--- Start ---

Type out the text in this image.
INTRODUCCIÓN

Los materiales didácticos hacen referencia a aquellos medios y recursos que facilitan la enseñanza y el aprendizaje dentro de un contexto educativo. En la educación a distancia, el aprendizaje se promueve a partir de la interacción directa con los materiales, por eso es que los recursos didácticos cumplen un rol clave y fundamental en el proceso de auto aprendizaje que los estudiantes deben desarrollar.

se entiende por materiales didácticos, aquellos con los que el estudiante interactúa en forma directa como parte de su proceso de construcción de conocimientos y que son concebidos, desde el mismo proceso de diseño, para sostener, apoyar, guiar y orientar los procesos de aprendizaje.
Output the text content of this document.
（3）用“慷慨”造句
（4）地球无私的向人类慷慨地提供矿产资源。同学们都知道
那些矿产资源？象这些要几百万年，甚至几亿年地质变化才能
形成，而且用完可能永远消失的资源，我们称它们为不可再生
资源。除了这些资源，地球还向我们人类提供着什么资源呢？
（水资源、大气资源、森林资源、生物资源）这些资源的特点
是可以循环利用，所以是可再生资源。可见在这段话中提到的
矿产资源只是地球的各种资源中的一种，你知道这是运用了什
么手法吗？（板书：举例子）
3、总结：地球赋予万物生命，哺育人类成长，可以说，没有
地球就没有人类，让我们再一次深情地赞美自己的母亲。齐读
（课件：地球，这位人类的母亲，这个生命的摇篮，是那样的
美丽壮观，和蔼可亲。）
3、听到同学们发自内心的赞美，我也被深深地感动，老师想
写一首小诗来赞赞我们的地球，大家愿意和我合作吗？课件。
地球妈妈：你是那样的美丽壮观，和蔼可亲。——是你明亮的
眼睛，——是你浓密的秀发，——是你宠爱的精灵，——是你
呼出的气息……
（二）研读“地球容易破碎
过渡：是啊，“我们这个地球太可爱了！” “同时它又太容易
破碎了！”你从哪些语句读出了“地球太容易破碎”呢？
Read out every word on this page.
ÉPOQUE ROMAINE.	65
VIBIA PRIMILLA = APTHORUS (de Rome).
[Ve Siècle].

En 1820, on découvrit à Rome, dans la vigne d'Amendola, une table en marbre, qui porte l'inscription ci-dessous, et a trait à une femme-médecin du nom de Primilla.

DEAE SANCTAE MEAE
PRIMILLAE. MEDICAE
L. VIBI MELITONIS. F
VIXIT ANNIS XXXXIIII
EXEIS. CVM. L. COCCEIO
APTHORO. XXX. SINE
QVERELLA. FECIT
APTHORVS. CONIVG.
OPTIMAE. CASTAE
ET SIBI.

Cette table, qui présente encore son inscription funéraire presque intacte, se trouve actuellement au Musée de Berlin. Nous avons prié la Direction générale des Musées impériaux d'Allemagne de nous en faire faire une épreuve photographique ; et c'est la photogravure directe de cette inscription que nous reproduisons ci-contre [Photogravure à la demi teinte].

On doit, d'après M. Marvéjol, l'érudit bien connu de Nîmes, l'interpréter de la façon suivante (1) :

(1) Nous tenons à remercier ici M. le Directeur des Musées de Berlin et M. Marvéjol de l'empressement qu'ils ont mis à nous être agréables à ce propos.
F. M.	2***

--- End ---

Repeat every record, exactly as written.

Type out the text in this image.
INTRODUCCIÓN

Los materiales didácticos hacen referencia a aquellos medios y recursos que facilitan la enseñanza y el aprendizaje dentro de un contexto educativo. En la educación a distancia, el aprendizaje se promueve a partir de la interacción directa con los materiales, por eso es que los recursos didácticos cumplen un rol clave y fundamental en el proceso de auto aprendizaje que los estudiantes deben desarrollar.

se entiende por materiales didácticos, aquellos con los que el estudiante interactúa en forma directa como parte de su proceso de construcción de conocimientos y que son concebidos, desde el mismo proceso de diseño, para sostener, apoyar, guiar y orientar los procesos de aprendizaje.
Output the text content of this document.
（3）用“慷慨”造句
（4）地球无私的向人类慷慨地提供矿产资源。同学们都知道
那些矿产资源？象这些要几百万年，甚至几亿年地质变化才能
形成，而且用完可能永远消失的资源，我们称它们为不可再生
资源。除了这些资源，地球还向我们人类提供着什么资源呢？
（水资源、大气资源、森林资源、生物资源）这些资源的特点
是可以循环利用，所以是可再生资源。可见在这段话中提到的
矿产资源只是地球的各种资源中的一种，你知道这是运用了什
么手法吗？（板书：举例子）
3、总结：地球赋予万物生命，哺育人类成长，可以说，没有
地球就没有人类，让我们再一次深情地赞美自己的母亲。齐读
（课件：地球，这位人类的母亲，这个生命的摇篮，是那样的
美丽壮观，和蔼可亲。）
3、听到同学们发自内心的赞美，我也被深深地感动，老师想
写一首小诗来赞赞我们的地球，大家愿意和我合作吗？课件。
地球妈妈：你是那样的美丽壮观，和蔼可亲。——是你明亮的
眼睛，——是你浓密的秀发，——是你宠爱的精灵，——是你
呼出的气息……
（二）研读“地球容易破碎
过渡：是啊，“我们这个地球太可爱了！” “同时它又太容易
破碎了！”你从哪些语句读出了“地球太容易破碎”呢？
Read out every word on this page.
ÉPOQUE ROMAINE.	65
VIBIA PRIMILLA = APTHORUS (de Rome).
[Ve Siècle].

En 1820, on découvrit à Rome, dans la vigne d'Amendola, une table en marbre, qui porte l'inscription ci-dessous, et a trait à une femme-médecin du nom de Primilla.

DEAE SANCTAE MEAE
PRIMILLAE. MEDICAE
L. VIBI MELITONIS. F
VIXIT ANNIS XXXXIIII
EXEIS. CVM. L. COCCEIO
APTHORO. XXX. SINE
QVERELLA. FECIT
APTHORVS. CONIVG.
OPTIMAE. CASTAE
ET SIBI.

Cette table, qui présente encore son inscription funéraire presque intacte, se trouve actuellement au Musée de Berlin. Nous avons prié la Direction générale des Musées impériaux d'Allemagne de nous en faire faire une épreuve photographique ; et c'est la photogravure directe de cette inscription que nous reproduisons ci-contre [Photogravure à la demi teinte].

On doit, d'après M. Marvéjol, l'érudit bien connu de Nîmes, l'interpréter de la façon suivante (1) :

(1) Nous tenons à remercier ici M. le Directeur des Musées de Berlin et M. Marvéjol de l'empressement qu'ils ont mis à nous être agréables à ce propos.
F. M.	2***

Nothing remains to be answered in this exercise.